Instructions for the task:
Find all the lines with "并能排除一般故障" and gather them.

Dataset content:

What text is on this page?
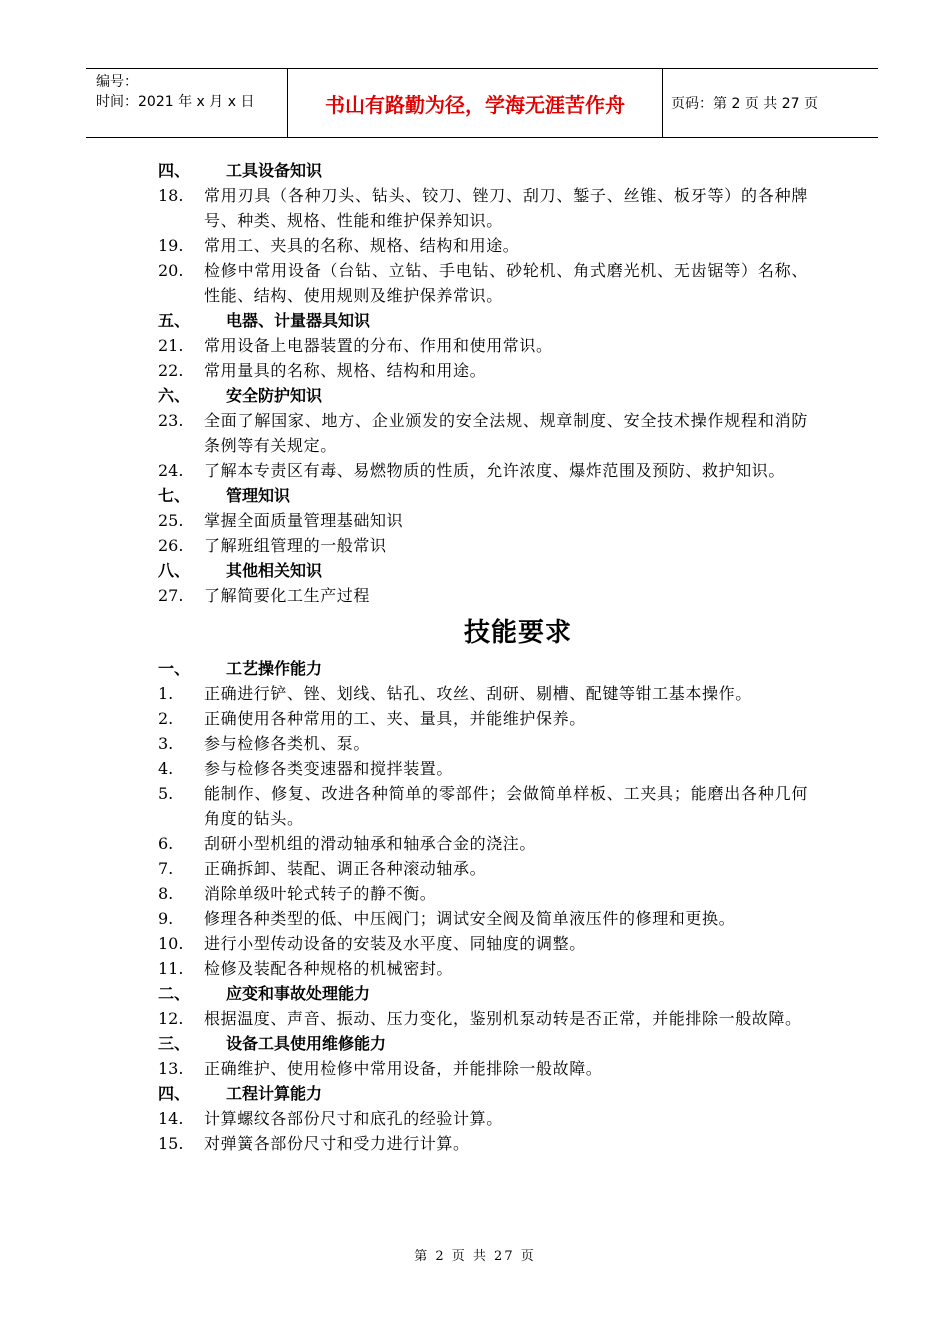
编号：
时间：2021 年 x 月 x 日	书山有路勤为径，学海无涯苦作舟	页码：第 2 页 共 27 页
四、	工具设备知识
18.	常用刃具（各种刀头、钻头、铰刀、锉刀、刮刀、錾子、丝锥、板牙等）的各种牌号、种类、规格、性能和维护保养知识。
19.	常用工、夹具的名称、规格、结构和用途。
20.	检修中常用设备（台钻、立钻、手电钻、砂轮机、角式磨光机、无齿锯等）名称、性能、结构、使用规则及维护保养常识。
五、	电器、计量器具知识
21.	常用设备上电器装置的分布、作用和使用常识。
22.	常用量具的名称、规格、结构和用途。
六、	安全防护知识
23.	全面了解国家、地方、企业颁发的安全法规、规章制度、安全技术操作规程和消防条例等有关规定。
24.	了解本专责区有毒、易燃物质的性质，允许浓度、爆炸范围及预防、救护知识。
七、	管理知识
25.	掌握全面质量管理基础知识
26.	了解班组管理的一般常识
八、	其他相关知识
27.	了解简要化工生产过程
技能要求
一、	工艺操作能力
1.	正确进行铲、锉、划线、钻孔、攻丝、刮研、剔槽、配键等钳工基本操作。
2.	正确使用各种常用的工、夹、量具，并能维护保养。
3.	参与检修各类机、泵。
4.	参与检修各类变速器和搅拌装置。
5.	能制作、修复、改进各种简单的零部件；会做简单样板、工夹具；能磨出各种几何角度的钻头。
6.	刮研小型机组的滑动轴承和轴承合金的浇注。
7.	正确拆卸、装配、调正各种滚动轴承。
8.	消除单级叶轮式转子的静不衡。
9.	修理各种类型的低、中压阀门；调试安全阀及简单液压件的修理和更换。
10.	进行小型传动设备的安装及水平度、同轴度的调整。
11.	检修及装配各种规格的机械密封。
二、	应变和事故处理能力
12.	根据温度、声音、振动、压力变化，鉴别机泵动转是否正常，并能排除一般故障。
三、	设备工具使用维修能力
13.	正确维护、使用检修中常用设备，并能排除一般故障。
四、	工程计算能力
14.	计算螺纹各部份尺寸和底孔的经验计算。
15.	对弹簧各部份尺寸和受力进行计算。
第 2 页 共 27 页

Task output:
12.	根据温度、声音、振动、压力变化，鉴别机泵动转是否正常，并能排除一般故障。
13.	正确维护、使用检修中常用设备，并能排除一般故障。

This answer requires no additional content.